- **To be done**
Repeat all of the data precisely.

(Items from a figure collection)
⁂

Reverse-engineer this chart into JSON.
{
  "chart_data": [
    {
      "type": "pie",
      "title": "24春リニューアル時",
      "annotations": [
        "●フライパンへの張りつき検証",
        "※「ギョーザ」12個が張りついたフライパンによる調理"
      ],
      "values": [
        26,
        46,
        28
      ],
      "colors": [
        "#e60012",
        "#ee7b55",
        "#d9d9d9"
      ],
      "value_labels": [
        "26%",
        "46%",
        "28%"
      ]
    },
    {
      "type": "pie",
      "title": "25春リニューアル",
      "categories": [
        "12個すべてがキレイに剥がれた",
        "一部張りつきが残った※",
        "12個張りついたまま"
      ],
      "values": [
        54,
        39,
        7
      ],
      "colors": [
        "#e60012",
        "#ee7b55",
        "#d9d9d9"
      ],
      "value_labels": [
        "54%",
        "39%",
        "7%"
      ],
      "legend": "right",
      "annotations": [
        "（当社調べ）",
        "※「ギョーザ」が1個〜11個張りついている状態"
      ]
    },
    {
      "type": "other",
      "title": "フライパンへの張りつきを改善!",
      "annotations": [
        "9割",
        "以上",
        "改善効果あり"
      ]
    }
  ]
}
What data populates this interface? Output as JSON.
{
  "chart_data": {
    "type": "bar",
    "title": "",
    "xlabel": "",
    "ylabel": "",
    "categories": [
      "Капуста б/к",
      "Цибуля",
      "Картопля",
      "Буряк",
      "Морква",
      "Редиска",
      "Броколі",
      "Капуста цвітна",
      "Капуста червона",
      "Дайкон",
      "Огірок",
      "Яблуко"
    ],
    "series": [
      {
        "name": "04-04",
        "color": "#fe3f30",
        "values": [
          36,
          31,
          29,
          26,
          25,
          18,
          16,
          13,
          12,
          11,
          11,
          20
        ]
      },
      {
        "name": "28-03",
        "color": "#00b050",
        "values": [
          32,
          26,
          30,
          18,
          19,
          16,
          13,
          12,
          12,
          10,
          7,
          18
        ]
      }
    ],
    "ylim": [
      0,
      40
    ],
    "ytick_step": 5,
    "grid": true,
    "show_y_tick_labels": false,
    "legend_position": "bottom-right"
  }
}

⁂

- **Exercise solution**
Reverse-engineer this chart into JSON.
{
  "chart_data": [
    {
      "type": "pie",
      "title": "24春リニューアル時",
      "annotations": [
        "●フライパンへの張りつき検証",
        "※「ギョーザ」12個が張りついたフライパンによる調理"
      ],
      "values": [
        26,
        46,
        28
      ],
      "colors": [
        "#e60012",
        "#ee7b55",
        "#d9d9d9"
      ],
      "value_labels": [
        "26%",
        "46%",
        "28%"
      ]
    },
    {
      "type": "pie",
      "title": "25春リニューアル",
      "categories": [
        "12個すべてがキレイに剥がれた",
        "一部張りつきが残った※",
        "12個張りついたまま"
      ],
      "values": [
        54,
        39,
        7
      ],
      "colors": [
        "#e60012",
        "#ee7b55",
        "#d9d9d9"
      ],
      "value_labels": [
        "54%",
        "39%",
        "7%"
      ],
      "legend": "right",
      "annotations": [
        "（当社調べ）",
        "※「ギョーザ」が1個〜11個張りついている状態"
      ]
    },
    {
      "type": "other",
      "title": "フライパンへの張りつきを改善!",
      "annotations": [
        "9割",
        "以上",
        "改善効果あり"
      ]
    }
  ]
}
What data populates this interface? Output as JSON.
{
  "chart_data": {
    "type": "bar",
    "title": "",
    "xlabel": "",
    "ylabel": "",
    "categories": [
      "Капуста б/к",
      "Цибуля",
      "Картопля",
      "Буряк",
      "Морква",
      "Редиска",
      "Броколі",
      "Капуста цвітна",
      "Капуста червона",
      "Дайкон",
      "Огірок",
      "Яблуко"
    ],
    "series": [
      {
        "name": "04-04",
        "color": "#fe3f30",
        "values": [
          36,
          31,
          29,
          26,
          25,
          18,
          16,
          13,
          12,
          11,
          11,
          20
        ]
      },
      {
        "name": "28-03",
        "color": "#00b050",
        "values": [
          32,
          26,
          30,
          18,
          19,
          16,
          13,
          12,
          12,
          10,
          7,
          18
        ]
      }
    ],
    "ylim": [
      0,
      40
    ],
    "ytick_step": 5,
    "grid": true,
    "show_y_tick_labels": false,
    "legend_position": "bottom-right"
  }
}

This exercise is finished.